## Stored entries
________________________
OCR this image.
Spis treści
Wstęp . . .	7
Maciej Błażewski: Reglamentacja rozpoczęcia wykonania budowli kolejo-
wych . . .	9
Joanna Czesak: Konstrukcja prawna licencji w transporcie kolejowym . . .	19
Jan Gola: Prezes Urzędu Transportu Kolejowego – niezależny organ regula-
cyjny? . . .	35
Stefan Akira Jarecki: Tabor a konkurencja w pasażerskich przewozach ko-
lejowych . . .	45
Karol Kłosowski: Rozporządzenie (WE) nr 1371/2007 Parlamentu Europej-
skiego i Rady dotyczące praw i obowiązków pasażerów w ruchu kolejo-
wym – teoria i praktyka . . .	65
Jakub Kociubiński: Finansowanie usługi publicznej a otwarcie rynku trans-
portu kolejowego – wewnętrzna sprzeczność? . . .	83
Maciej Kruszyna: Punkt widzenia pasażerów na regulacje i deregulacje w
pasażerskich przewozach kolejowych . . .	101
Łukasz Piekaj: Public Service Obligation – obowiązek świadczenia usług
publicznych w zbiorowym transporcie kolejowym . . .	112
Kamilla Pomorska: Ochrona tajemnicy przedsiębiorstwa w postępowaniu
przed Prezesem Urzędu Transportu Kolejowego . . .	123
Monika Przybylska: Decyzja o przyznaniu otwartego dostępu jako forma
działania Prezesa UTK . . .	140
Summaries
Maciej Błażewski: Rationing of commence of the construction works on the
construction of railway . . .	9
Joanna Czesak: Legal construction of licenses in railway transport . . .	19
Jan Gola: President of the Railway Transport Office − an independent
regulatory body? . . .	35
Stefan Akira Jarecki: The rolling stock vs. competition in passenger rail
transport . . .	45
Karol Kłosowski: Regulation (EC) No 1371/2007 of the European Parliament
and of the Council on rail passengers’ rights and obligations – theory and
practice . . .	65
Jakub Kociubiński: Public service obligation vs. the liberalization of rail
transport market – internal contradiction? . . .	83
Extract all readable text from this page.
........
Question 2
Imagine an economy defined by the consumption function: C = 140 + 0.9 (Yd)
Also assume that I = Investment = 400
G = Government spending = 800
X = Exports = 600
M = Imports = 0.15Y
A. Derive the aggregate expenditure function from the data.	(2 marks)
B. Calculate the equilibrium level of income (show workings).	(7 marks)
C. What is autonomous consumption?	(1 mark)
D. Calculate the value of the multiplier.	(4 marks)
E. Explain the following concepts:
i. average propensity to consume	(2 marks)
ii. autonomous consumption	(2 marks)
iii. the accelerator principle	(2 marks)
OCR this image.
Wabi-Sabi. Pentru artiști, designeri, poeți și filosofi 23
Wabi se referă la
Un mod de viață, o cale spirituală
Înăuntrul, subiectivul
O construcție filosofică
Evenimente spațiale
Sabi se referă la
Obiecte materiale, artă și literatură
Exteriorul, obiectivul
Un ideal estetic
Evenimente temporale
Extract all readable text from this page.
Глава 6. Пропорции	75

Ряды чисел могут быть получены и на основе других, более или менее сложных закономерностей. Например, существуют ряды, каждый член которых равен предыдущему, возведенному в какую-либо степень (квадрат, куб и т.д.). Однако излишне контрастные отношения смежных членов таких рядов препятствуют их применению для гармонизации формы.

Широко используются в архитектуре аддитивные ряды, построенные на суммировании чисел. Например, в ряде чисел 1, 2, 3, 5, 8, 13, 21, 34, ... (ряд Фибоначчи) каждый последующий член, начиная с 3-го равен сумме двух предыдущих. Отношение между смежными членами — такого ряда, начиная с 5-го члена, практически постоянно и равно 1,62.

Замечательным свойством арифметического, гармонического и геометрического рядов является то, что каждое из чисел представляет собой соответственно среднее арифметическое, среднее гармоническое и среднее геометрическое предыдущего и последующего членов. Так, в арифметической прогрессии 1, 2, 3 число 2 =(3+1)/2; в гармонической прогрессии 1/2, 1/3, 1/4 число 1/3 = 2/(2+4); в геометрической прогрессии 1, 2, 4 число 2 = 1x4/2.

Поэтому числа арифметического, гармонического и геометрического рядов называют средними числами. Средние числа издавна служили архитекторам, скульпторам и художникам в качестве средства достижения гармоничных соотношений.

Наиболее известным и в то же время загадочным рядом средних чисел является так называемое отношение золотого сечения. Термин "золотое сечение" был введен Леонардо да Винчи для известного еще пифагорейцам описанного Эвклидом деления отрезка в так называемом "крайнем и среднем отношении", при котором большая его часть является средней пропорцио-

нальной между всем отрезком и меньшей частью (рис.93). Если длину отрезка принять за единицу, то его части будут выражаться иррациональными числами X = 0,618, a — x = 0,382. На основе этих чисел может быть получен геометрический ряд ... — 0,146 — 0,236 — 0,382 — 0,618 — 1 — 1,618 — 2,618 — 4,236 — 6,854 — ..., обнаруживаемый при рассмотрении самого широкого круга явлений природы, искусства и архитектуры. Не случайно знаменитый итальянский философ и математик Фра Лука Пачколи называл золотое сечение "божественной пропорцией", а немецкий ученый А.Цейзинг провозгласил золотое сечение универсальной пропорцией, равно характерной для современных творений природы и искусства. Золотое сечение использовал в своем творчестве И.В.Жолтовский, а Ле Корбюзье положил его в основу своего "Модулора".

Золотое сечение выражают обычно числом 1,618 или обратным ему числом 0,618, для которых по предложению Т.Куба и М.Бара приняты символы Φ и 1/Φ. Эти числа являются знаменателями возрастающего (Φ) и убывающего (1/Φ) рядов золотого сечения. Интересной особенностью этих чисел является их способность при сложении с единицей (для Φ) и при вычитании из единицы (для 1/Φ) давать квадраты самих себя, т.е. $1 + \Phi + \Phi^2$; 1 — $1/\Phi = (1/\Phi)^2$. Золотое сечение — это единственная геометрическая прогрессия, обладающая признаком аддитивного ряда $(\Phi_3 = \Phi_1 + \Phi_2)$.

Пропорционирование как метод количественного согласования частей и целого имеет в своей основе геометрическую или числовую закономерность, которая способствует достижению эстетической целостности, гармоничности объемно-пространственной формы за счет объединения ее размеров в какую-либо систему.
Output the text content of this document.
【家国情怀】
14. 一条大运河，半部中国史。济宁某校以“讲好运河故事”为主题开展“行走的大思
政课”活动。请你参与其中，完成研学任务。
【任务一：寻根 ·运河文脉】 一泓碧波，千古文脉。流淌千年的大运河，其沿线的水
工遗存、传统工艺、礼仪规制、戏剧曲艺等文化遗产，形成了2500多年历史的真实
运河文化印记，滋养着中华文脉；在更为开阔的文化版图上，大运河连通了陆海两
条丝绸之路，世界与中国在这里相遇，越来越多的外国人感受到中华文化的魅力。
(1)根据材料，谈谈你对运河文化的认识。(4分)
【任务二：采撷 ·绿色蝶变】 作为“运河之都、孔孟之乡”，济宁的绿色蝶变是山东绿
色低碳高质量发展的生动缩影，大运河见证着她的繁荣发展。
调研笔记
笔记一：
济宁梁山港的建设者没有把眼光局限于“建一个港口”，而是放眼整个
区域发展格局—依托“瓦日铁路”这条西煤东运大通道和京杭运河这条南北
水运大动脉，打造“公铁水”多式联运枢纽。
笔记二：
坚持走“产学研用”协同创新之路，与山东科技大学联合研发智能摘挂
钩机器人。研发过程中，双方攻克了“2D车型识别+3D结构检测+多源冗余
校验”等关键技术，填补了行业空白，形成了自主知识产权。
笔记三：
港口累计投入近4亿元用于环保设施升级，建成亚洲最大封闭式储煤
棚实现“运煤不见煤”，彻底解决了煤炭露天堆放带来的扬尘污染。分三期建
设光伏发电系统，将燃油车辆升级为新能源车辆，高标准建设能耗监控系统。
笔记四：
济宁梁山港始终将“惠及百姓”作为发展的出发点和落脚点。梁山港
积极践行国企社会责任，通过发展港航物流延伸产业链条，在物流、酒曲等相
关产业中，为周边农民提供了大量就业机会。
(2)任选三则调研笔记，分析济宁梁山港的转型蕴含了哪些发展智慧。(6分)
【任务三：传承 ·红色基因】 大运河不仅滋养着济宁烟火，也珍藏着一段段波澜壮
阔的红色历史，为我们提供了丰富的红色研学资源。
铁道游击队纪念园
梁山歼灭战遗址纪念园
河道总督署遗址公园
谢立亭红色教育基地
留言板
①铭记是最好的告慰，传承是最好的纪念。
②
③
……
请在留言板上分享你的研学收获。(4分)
________________________
## WHAT YOU SHOULD DO
Copy each line of the records above that carries the word "Wabi".

## ANSWER TO THE EXERCISE
Wabi-Sabi. Pentru artiști, designeri, poeți și filosofi 23
Wabi se referă la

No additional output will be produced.